EXERCISE AIM -> Return every line below in which "информации" appears.
--- --- ---
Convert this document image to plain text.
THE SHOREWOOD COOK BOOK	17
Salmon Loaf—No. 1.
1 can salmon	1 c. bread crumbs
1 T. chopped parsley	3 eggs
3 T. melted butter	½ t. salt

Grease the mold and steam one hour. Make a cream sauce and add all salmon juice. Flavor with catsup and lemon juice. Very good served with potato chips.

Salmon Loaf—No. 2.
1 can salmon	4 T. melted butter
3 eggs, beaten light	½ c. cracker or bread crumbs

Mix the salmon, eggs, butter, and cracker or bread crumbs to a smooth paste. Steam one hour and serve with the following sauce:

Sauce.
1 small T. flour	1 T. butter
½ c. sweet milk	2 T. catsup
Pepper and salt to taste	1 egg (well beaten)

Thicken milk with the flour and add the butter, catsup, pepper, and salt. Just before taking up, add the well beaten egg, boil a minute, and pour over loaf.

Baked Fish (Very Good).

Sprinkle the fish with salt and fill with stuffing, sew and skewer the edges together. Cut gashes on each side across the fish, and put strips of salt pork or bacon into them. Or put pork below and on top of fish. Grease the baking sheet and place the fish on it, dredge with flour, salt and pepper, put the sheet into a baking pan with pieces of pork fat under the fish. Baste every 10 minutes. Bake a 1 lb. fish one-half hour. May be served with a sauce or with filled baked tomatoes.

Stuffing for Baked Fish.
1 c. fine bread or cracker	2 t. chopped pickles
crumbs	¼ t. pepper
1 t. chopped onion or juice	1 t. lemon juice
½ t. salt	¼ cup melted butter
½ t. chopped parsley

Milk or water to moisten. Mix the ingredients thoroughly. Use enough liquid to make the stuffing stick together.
--- --- ---
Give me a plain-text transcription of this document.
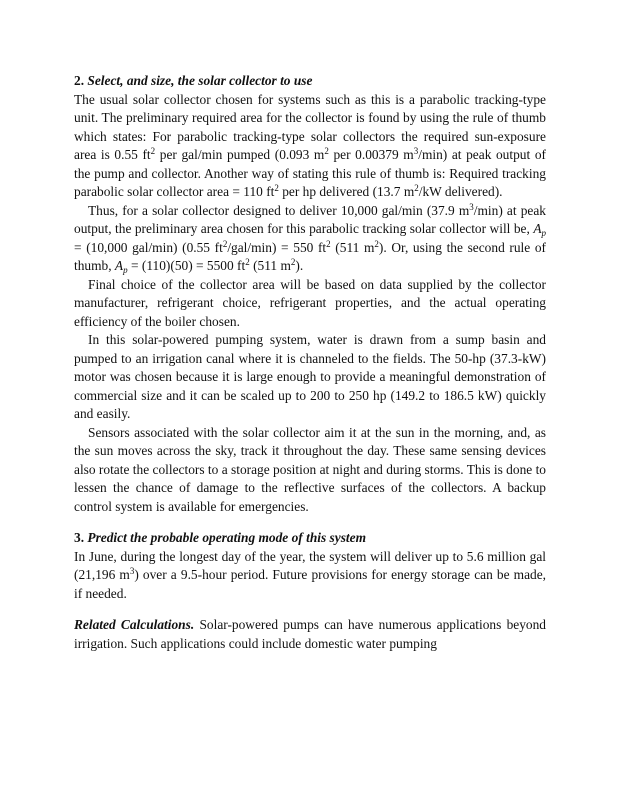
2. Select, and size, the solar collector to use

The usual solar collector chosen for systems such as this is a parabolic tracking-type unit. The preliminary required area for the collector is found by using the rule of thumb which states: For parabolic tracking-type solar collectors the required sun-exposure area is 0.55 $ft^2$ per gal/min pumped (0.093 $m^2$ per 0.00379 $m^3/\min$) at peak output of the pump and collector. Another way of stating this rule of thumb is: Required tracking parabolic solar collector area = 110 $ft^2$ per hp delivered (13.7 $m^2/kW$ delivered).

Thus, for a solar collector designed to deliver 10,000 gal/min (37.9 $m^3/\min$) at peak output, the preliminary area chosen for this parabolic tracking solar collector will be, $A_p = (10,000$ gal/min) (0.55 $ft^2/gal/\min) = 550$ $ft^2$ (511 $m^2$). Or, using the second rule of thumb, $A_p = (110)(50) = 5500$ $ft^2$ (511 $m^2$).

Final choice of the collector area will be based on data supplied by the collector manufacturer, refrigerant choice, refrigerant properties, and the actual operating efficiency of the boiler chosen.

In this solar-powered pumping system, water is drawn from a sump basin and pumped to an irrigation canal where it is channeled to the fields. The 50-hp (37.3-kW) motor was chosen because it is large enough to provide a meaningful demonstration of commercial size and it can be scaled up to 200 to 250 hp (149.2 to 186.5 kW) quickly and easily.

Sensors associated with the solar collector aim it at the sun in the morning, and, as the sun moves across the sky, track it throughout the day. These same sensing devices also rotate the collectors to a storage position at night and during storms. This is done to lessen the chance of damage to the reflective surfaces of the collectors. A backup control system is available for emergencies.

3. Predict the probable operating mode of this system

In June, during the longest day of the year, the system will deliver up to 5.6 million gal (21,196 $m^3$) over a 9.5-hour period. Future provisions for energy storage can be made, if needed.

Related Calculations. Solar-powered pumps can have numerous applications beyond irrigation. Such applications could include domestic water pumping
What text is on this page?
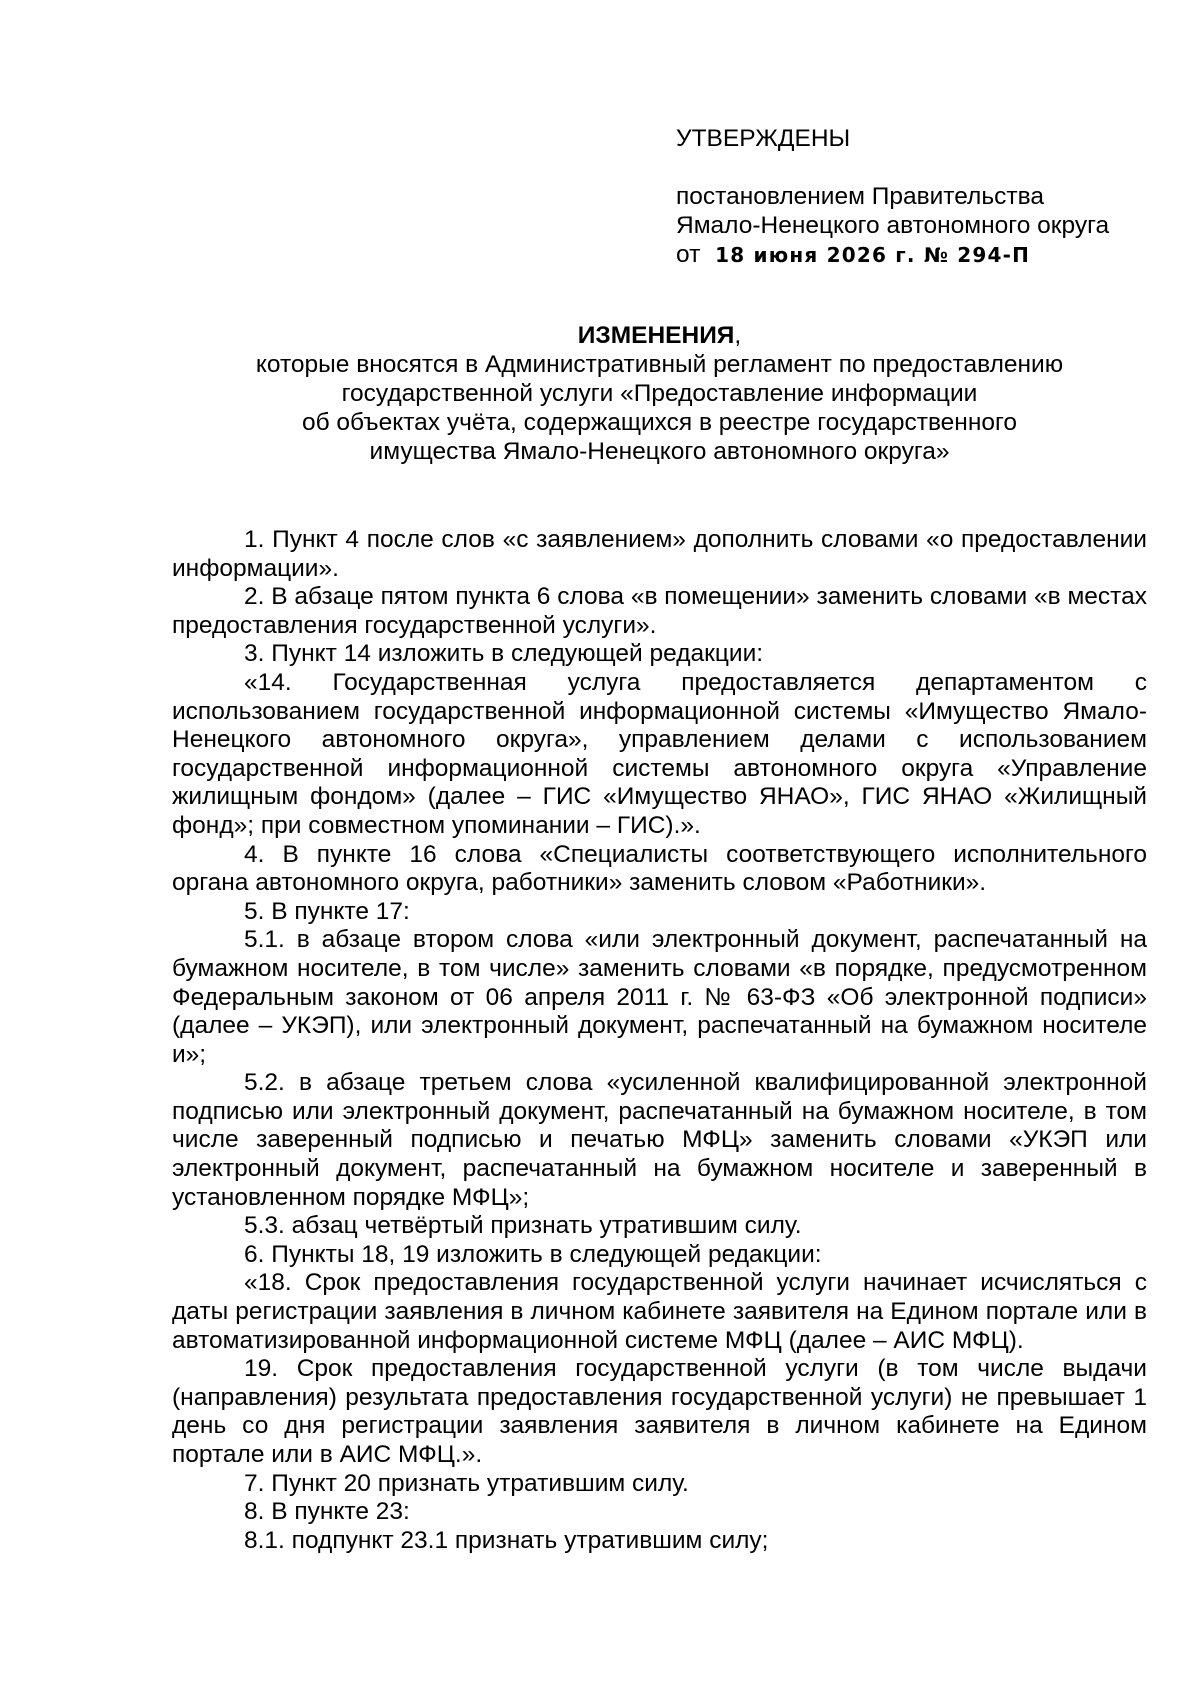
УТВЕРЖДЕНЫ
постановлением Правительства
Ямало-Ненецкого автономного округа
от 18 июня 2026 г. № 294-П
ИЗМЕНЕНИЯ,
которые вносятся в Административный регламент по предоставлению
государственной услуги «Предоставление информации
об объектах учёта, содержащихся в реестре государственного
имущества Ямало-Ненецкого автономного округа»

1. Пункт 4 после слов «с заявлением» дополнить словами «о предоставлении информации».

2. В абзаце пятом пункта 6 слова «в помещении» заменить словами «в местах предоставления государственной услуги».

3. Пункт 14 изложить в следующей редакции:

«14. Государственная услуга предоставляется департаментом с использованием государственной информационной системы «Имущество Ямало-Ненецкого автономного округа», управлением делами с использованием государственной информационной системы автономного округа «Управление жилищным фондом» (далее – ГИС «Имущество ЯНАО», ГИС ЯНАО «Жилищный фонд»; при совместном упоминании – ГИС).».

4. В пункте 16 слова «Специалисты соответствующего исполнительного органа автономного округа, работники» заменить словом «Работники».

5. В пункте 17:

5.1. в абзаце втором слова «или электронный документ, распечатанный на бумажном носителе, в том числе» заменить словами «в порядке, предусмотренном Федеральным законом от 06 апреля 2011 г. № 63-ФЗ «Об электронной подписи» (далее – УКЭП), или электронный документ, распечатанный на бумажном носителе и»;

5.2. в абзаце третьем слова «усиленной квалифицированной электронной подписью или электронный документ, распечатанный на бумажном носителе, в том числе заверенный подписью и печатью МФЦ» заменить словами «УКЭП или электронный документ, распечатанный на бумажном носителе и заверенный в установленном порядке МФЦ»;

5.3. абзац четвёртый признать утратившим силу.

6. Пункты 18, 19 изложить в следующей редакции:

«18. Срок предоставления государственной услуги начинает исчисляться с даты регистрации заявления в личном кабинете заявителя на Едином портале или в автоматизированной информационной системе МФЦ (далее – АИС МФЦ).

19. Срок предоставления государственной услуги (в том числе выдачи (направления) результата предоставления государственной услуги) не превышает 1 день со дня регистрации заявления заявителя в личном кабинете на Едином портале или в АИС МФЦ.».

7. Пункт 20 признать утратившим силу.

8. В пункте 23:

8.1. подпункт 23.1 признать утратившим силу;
--- --- ---
ANSWER BELOW ->
государственной услуги «Предоставление информации
1. Пункт 4 после слов «с заявлением» дополнить словами «о предоставлении информации».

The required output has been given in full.